Task brief
Within the listing below, locate all lines containing the word "Middle". Copy each one.

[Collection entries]
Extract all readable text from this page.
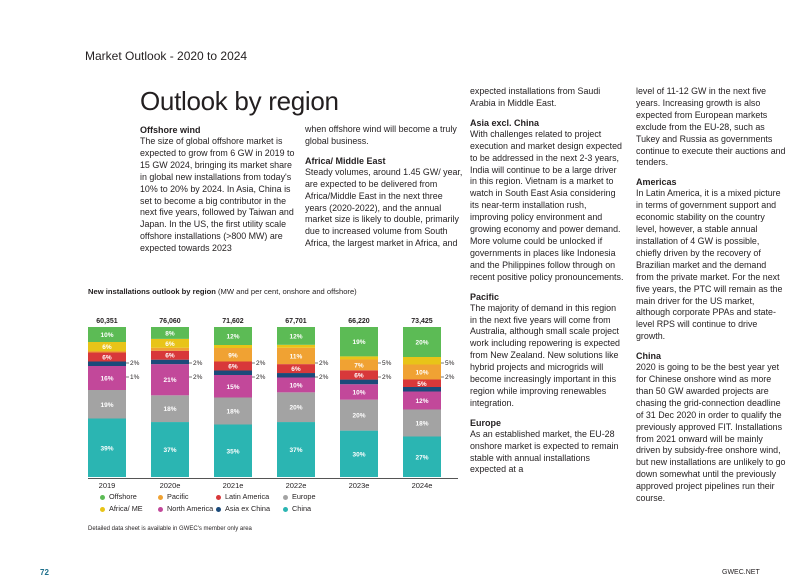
Market Outlook - 2020 to 2024
Outlook by region
Offshore wind

The size of global offshore market is expected to grow from 6 GW in 2019 to 15 GW 2024, bringing its market share in global new installations from today's 10% to 20% by 2024. In Asia, China is set to become a big contributor in the next five years, followed by Taiwan and Japan. In the US, the first utility scale offshore installations (>800 MW) are expected towards 2023

when offshore wind will become a truly global business.

Africa/ Middle East

Steady volumes, around 1.45 GW/ year, are expected to be delivered from Africa/Middle East in the next three years (2020-2022), and the annual market size is likely to double, primarily due to increased volume from South Africa, the largest market in Africa, and

expected installations from Saudi Arabia in Middle East.

Asia excl. China

With challenges related to project execution and market design expected to be addressed in the next 2-3 years, India will continue to be a large driver in this region. Vietnam is a market to watch in South East Asia considering its near-term installation rush, improving policy environment and growing economy and power demand. More volume could be unlocked if governments in places like Indonesia and the Philippines follow through on recent positive policy pronouncements.

Pacific

The majority of demand in this region in the next five years will come from Australia, although small scale project work including repowering is expected from New Zealand. New solutions like hybrid projects and microgrids will become increasingly important in this region while improving renewables integration.

Europe

As an established market, the EU-28 onshore market is expected to remain stable with annual installations expected at a

level of 11-12 GW in the next five years. Increasing growth is also expected from European markets exclude from the EU-28, such as Tukey and Russia as governments continue to execute their auctions and tenders.

Americas

In Latin America, it is a mixed picture in terms of government support and economic stability on the country level, however, a stable annual installation of 4 GW is possible, chiefly driven by the recovery of Brazilian market and the demand from the private market. For the next five years, the PTC will remain as the main driver for the US market, although corporate PPAs and state-level RPS will continue to drive growth.

China

2020 is going to be the best year yet for Chinese onshore wind as more than 50 GW awarded projects are chasing the grid-connection deadline of 31 Dec 2020 in order to qualify the previously approved FIT. Installations from 2021 onward will be mainly driven by subsidy-free onshore wind, but new installations are unlikely to go down somewhat until the previously approved project pipelines run their course.

New installations outlook by region (MW and per cent, onshore and offshore)
39%
19%
16%
6%
6%
10%
60,351
2%
1%
2019
37%
18%
21%
6%
6%
8%
76,060
2%
2%
2020e
35%
18%
15%
6%
9%
12%
71,602
2%
2%
2021e
37%
20%
10%
6%
11%
12%
67,701
2%
2%
2022e
30%
20%
10%
6%
7%
19%
66,220
5%
2%
2023e
27%
18%
12%
5%
10%
20%
73,425
5%
2%
2024e
Offshore	Pacific	Latin America	Europe
Africa/ ME	North America	Asia ex China	China
Detailed data sheet is available in GWEC's member only area
72	GWEC.NET
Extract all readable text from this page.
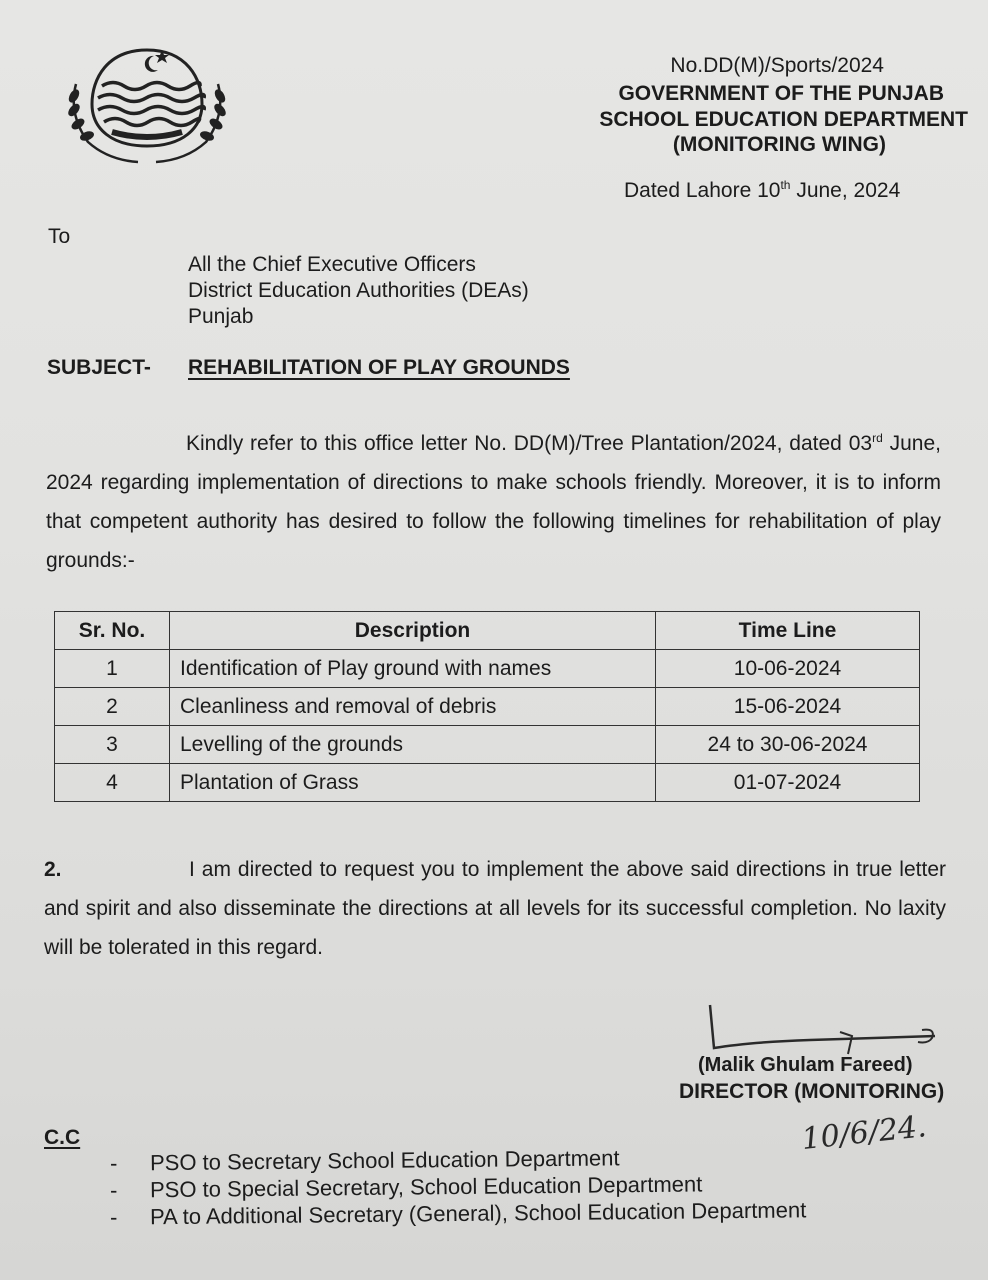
No.DD(M)/Sports/2024
GOVERNMENT OF THE PUNJAB
SCHOOL EDUCATION DEPARTMENT
(MONITORING WING)
Dated Lahore 10th June, 2024
To
All the Chief Executive Officers
District Education Authorities (DEAs)
Punjab
SUBJECT- REHABILITATION OF PLAY GROUNDS
Kindly refer to this office letter No. DD(M)/Tree Plantation/2024, dated 03rd June, 2024 regarding implementation of directions to make schools friendly. Moreover, it is to inform that competent authority has desired to follow the following timelines for rehabilitation of play grounds:-
Sr. No.	Description	Time Line
1	Identification of Play ground with names	10-06-2024
2	Cleanliness and removal of debris	15-06-2024
3	Levelling of the grounds	24 to 30-06-2024
4	Plantation of Grass	01-07-2024
2.	I am directed to request you to implement the above said directions in true letter and spirit and also disseminate the directions at all levels for its successful completion. No laxity will be tolerated in this regard.
(Malik Ghulam Fareed)
DIRECTOR (MONITORING)
10/6/24.
C.C
-	PSO to Secretary School Education Department
-	PSO to Special Secretary, School Education Department
-	PA to Additional Secretary (General), School Education Department
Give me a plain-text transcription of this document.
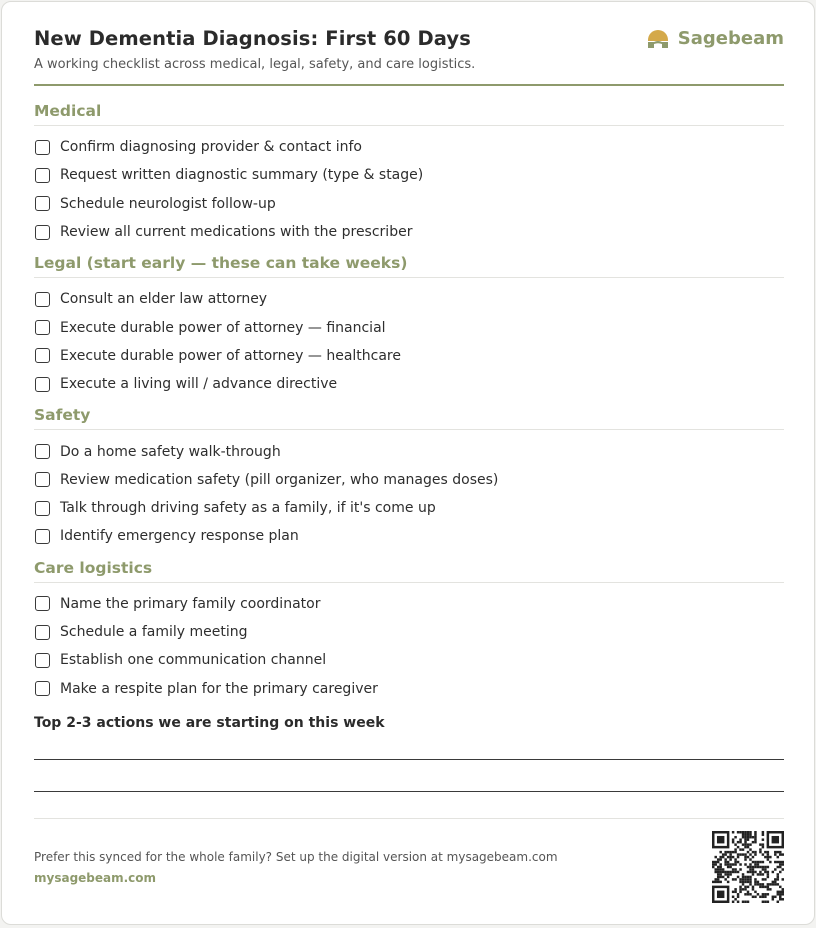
New Dementia Diagnosis: First 60 Days
A working checklist across medical, legal, safety, and care logistics.
Sagebeam
Medical
Confirm diagnosing provider & contact info
Request written diagnostic summary (type & stage)
Schedule neurologist follow-up
Review all current medications with the prescriber
Legal (start early — these can take weeks)
Consult an elder law attorney
Execute durable power of attorney — financial
Execute durable power of attorney — healthcare
Execute a living will / advance directive
Safety
Do a home safety walk-through
Review medication safety (pill organizer, who manages doses)
Talk through driving safety as a family, if it's come up
Identify emergency response plan
Care logistics
Name the primary family coordinator
Schedule a family meeting
Establish one communication channel
Make a respite plan for the primary caregiver
Top 2-3 actions we are starting on this week
Prefer this synced for the whole family? Set up the digital version at mysagebeam.com
mysagebeam.com
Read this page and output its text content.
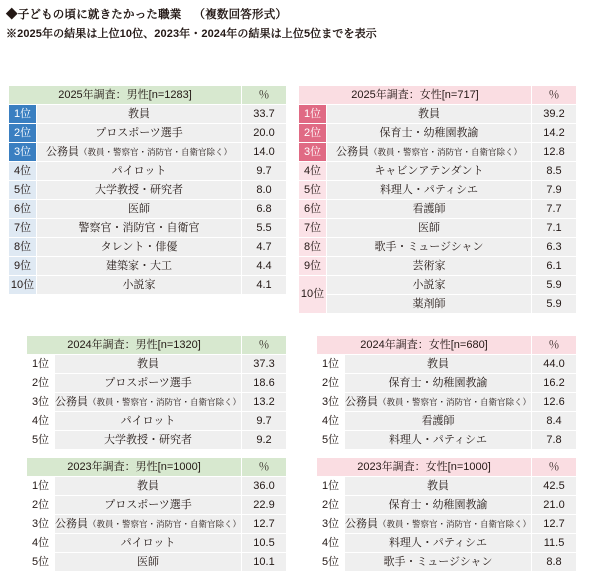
◆子どもの頃に就きたかった職業 （複数回答形式）
※2025年の結果は上位10位、2023年・2024年の結果は上位5位までを表示
2025年調査：男性[n=1283]		％
1位	教員	33.7
2位	プロスポーツ選手	20.0
3位	公務員（教員・警察官・消防官・自衛官除く）	14.0
4位	パイロット	9.7
5位	大学教授・研究者	8.0
6位	医師	6.8
7位	警察官・消防官・自衛官	5.5
8位	タレント・俳優	4.7
9位	建築家・大工	4.4
10位	小説家	4.1
2025年調査：女性[n=717]		％
1位	教員	39.2
2位	保育士・幼稚園教諭	14.2
3位	公務員（教員・警察官・消防官・自衛官除く）	12.8
4位	キャビンアテンダント	8.5
5位	料理人・パティシエ	7.9
6位	看護師	7.7
7位	医師	7.1
8位	歌手・ミュージシャン	6.3
9位	芸術家	6.1
10位	小説家	5.9
	薬剤師	5.9
2024年調査：男性[n=1320]		％
1位	教員	37.3
2位	プロスポーツ選手	18.6
3位	公務員（教員・警察官・消防官・自衛官除く）	13.2
4位	パイロット	9.7
5位	大学教授・研究者	9.2
2024年調査：女性[n=680]		％
1位	教員	44.0
2位	保育士・幼稚園教諭	16.2
3位	公務員（教員・警察官・消防官・自衛官除く）	12.6
4位	看護師	8.4
5位	料理人・パティシエ	7.8
2023年調査：男性[n=1000]		％
1位	教員	36.0
2位	プロスポーツ選手	22.9
3位	公務員（教員・警察官・消防官・自衛官除く）	12.7
4位	パイロット	10.5
5位	医師	10.1
2023年調査：女性[n=1000]		％
1位	教員	42.5
2位	保育士・幼稚園教諭	21.0
3位	公務員（教員・警察官・消防官・自衛官除く）	12.7
4位	料理人・パティシエ	11.5
5位	歌手・ミュージシャン	8.8
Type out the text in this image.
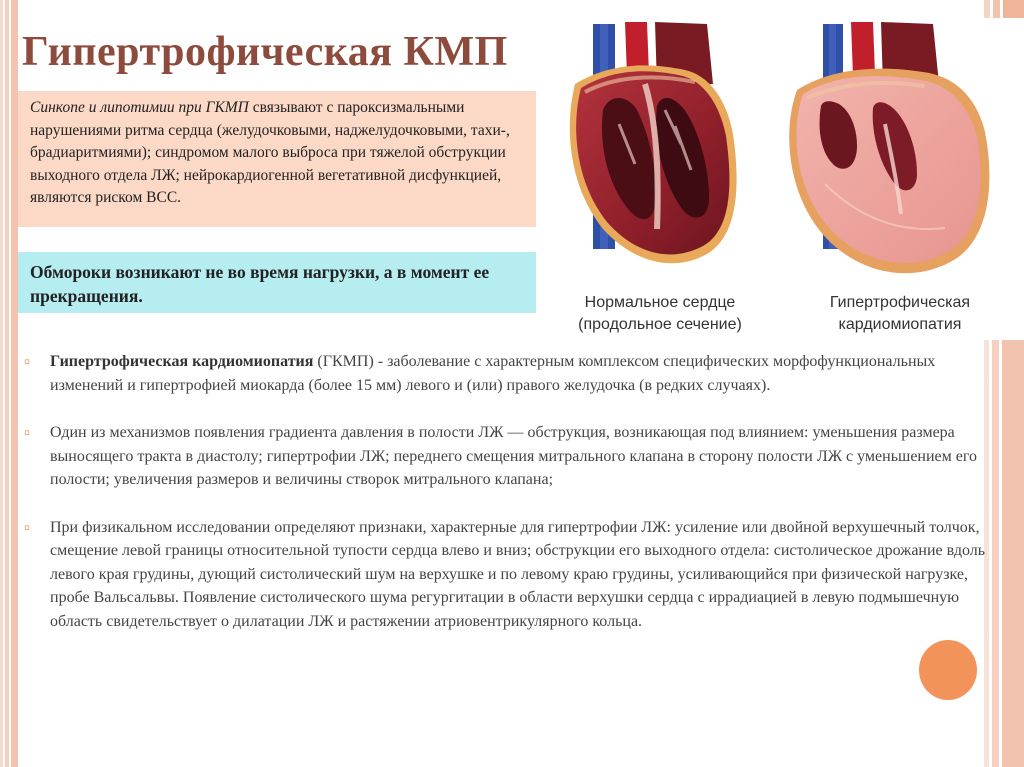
Гипертрофическая КМП
Синкопе и липотимии при ГКМП связывают с пароксизмальными нарушениями ритма сердца (желудочковыми, наджелудочковыми, тахи-, брадиаритмиями); синдромом малого выброса при тяжелой обструкции выходного отдела ЛЖ; нейрокардиогенной вегетативной дисфункцией, являются риском ВСС.
Обмороки возникают не во время нагрузки, а в момент ее прекращения.	Нормальное сердце (продольное сечение)
Гипертрофическая кардиомиопатия
▫ Гипертрофическая кардиомиопатия (ГКМП) - заболевание с характерным комплексом специфических морфофункциональных изменений и гипертрофией миокарда (более 15 мм) левого и (или) правого желудочка (в редких случаях).
▫ Один из механизмов появления градиента давления в полости ЛЖ — обструкция, возникающая под влиянием: уменьшения размера выносящего тракта в диастолу; гипертрофии ЛЖ; переднего смещения митрального клапана в сторону полости ЛЖ с уменьшением его полости; увеличения размеров и величины створок митрального клапана;
▫ При физикальном исследовании определяют признаки, характерные для гипертрофии ЛЖ: усиление или двойной верхушечный толчок, смещение левой границы относительной тупости сердца влево и вниз; обструкции его выходного отдела: систолическое дрожание вдоль левого края грудины, дующий систолический шум на верхушке и по левому краю грудины, усиливающийся при физической нагрузке, пробе Вальсальвы. Появление систолического шума регургитации в области верхушки сердца с иррадиацией в левую подмышечную область свидетельствует о дилатации ЛЖ и растяжении атриовентрикулярного кольца.
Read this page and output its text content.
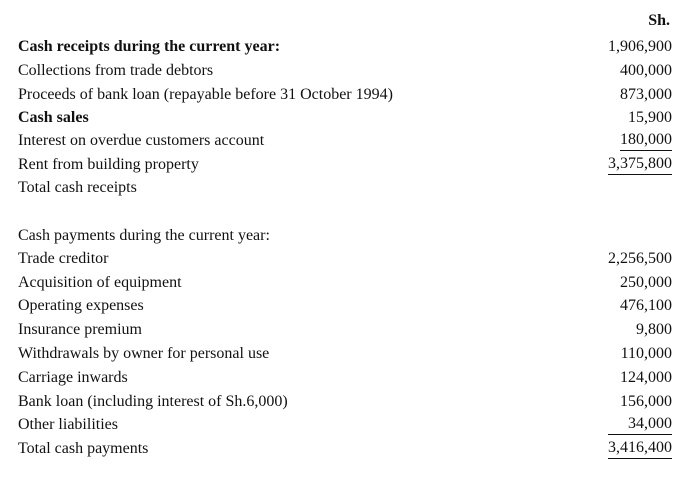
Sh.
Cash receipts during the current year:	1,906,900
Collections from trade debtors	400,000
Proceeds of bank loan (repayable before 31 October 1994)	873,000
Cash sales	15,900
Interest on overdue customers account	180,000
Rent from building property	3,375,800
Total cash receipts
Cash payments during the current year:
Trade creditor	2,256,500
Acquisition of equipment	250,000
Operating expenses	476,100
Insurance premium	9,800
Withdrawals by owner for personal use	110,000
Carriage inwards	124,000
Bank loan (including interest of Sh.6,000)	156,000
Other liabilities	34,000
Total cash payments	3,416,400
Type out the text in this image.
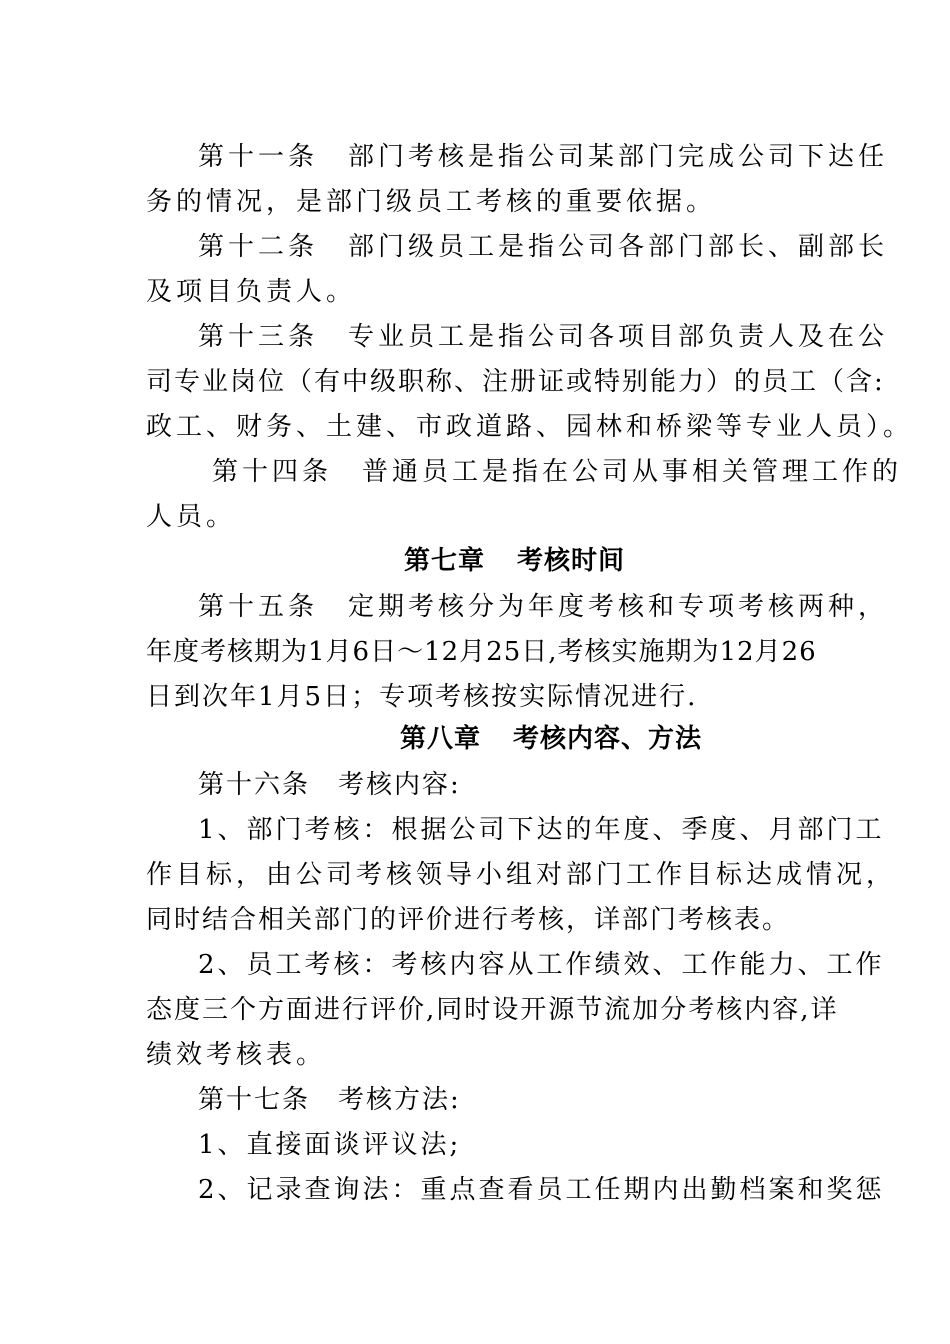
第十一条　部门考核是指公司某部门完成公司下达任
务的情况，是部门级员工考核的重要依据。
第十二条　部门级员工是指公司各部门部长、副部长
及项目负责人。
第十三条　专业员工是指公司各项目部负责人及在公
司专业岗位（有中级职称、注册证或特别能力）的员工（含:
政工、财务、土建、市政道路、园林和桥梁等专业人员）。
第十四条　普通员工是指在公司从事相关管理工作的
人员。
第七章 考核时间
第十五条　定期考核分为年度考核和专项考核两种，
年度考核期为1月6日～12月25日,考核实施期为12月26
日到次年1月5日；专项考核按实际情况进行.
第八章 考核内容、方法
第十六条　考核内容:
1、部门考核：根据公司下达的年度、季度、月部门工
作目标，由公司考核领导小组对部门工作目标达成情况，
同时结合相关部门的评价进行考核，详部门考核表。
2、员工考核：考核内容从工作绩效、工作能力、工作
态度三个方面进行评价,同时设开源节流加分考核内容,详
绩效考核表。
第十七条　考核方法:
1、直接面谈评议法;
2、记录查询法：重点查看员工任期内出勤档案和奖惩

The answer
Africa/ Middle East
Steady volumes, around 1.45 GW/ year, are expected to be delivered from Africa/Middle East in the next three years (2020-2022), and the annual market size is likely to double, primarily due to increased volume from South Africa, the largest market in Africa, and
expected installations from Saudi Arabia in Middle East.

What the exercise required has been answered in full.